* **Exercise requirements**
In the data that follows, count every line holding the string "information" and give the count alone.

BEGIN Given entries

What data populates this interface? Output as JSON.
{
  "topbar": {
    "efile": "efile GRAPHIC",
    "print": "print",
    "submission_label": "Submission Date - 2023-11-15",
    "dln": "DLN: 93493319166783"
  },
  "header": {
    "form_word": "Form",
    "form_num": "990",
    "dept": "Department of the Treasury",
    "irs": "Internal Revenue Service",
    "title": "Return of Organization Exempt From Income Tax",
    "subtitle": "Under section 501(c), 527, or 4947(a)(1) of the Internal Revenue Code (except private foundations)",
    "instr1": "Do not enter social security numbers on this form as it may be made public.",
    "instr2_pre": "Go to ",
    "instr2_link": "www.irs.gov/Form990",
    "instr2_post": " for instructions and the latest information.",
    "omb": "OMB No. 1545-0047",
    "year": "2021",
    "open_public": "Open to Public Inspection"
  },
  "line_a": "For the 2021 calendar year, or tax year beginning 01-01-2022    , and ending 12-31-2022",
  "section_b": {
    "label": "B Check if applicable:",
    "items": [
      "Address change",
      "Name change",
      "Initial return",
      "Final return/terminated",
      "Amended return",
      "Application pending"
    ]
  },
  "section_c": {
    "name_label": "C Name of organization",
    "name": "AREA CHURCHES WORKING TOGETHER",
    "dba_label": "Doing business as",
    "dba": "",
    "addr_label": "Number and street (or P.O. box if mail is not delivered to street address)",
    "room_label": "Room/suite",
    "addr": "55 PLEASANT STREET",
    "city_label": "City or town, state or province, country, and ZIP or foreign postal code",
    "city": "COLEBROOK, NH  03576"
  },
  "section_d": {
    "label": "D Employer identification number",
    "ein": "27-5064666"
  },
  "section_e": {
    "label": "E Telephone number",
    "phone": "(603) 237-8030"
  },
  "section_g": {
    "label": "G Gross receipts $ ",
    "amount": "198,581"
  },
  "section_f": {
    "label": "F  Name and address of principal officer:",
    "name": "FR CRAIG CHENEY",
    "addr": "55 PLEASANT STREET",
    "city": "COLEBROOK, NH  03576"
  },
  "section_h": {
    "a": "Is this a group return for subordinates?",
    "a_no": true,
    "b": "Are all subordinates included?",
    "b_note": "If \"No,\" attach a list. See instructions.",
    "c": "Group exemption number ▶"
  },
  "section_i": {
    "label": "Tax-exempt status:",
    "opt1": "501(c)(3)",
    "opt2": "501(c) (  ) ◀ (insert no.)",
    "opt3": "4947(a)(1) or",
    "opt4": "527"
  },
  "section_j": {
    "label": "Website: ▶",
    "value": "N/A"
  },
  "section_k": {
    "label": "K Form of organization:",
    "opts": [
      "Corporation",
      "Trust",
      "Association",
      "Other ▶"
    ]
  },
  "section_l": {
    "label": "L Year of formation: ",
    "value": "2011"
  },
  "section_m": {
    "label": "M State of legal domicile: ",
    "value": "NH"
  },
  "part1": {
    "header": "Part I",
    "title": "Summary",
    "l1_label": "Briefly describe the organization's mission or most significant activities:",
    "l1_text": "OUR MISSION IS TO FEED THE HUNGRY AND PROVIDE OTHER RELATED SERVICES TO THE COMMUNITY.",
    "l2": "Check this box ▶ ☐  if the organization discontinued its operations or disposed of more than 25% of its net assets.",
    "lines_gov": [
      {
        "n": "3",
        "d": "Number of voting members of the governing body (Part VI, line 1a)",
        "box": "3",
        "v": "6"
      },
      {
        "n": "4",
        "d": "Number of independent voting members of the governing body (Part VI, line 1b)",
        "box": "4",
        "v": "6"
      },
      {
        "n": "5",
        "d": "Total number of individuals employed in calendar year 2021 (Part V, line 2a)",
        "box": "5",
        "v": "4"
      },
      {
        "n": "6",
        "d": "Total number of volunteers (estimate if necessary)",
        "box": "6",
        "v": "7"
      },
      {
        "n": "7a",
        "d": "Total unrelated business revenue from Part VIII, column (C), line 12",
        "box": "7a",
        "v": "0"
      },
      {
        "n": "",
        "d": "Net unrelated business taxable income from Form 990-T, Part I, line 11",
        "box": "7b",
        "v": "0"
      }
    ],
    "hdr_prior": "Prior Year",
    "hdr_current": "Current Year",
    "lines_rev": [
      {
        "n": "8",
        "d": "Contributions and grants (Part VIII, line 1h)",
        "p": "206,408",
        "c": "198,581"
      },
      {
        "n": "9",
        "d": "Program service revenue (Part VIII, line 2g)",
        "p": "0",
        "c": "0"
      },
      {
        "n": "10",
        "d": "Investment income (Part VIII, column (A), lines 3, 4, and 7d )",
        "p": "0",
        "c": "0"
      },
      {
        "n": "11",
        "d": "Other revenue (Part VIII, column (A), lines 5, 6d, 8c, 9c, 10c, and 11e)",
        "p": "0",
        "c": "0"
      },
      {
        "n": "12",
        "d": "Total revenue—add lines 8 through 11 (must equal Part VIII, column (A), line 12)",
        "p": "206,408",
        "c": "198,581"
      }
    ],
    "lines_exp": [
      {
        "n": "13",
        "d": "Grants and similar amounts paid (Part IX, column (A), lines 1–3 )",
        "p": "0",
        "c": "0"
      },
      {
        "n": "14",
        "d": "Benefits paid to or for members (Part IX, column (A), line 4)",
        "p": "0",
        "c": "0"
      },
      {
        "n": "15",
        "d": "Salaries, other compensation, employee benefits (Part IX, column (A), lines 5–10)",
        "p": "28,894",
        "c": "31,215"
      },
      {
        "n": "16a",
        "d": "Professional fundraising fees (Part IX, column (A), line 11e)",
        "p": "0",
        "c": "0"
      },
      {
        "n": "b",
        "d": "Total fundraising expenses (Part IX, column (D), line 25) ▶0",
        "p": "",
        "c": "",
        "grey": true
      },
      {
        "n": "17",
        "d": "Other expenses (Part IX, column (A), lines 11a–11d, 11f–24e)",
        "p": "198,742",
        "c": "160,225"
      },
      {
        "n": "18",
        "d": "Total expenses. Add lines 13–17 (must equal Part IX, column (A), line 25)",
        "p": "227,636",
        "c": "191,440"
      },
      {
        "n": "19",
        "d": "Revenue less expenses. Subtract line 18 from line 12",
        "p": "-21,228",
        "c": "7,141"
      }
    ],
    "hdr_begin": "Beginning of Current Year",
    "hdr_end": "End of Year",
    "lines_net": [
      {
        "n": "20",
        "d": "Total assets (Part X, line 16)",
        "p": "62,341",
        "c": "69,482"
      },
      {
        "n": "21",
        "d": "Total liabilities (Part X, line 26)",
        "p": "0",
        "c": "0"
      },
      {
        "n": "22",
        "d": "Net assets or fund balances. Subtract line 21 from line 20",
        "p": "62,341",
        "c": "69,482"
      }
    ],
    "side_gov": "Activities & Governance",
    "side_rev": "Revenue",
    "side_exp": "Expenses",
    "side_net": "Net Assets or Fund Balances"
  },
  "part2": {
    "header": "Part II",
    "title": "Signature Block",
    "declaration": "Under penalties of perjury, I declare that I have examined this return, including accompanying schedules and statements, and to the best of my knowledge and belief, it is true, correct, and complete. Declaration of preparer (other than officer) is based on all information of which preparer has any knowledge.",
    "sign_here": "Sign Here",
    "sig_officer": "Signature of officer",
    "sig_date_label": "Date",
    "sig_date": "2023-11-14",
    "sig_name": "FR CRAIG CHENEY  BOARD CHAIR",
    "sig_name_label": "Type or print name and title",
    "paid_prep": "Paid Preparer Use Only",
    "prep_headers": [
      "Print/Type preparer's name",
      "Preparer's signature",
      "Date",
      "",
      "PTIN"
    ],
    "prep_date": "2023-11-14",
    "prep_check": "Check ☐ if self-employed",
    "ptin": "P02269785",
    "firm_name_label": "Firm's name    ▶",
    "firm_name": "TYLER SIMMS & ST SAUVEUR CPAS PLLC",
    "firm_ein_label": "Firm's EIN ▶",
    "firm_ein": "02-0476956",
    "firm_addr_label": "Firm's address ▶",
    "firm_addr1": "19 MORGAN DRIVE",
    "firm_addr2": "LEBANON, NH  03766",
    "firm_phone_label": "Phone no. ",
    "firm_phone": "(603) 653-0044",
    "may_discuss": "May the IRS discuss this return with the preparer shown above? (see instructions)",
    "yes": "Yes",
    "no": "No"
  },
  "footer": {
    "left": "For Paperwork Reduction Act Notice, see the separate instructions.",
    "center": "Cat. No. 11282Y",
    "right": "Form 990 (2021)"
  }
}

END Given entries

* **Task answer**
2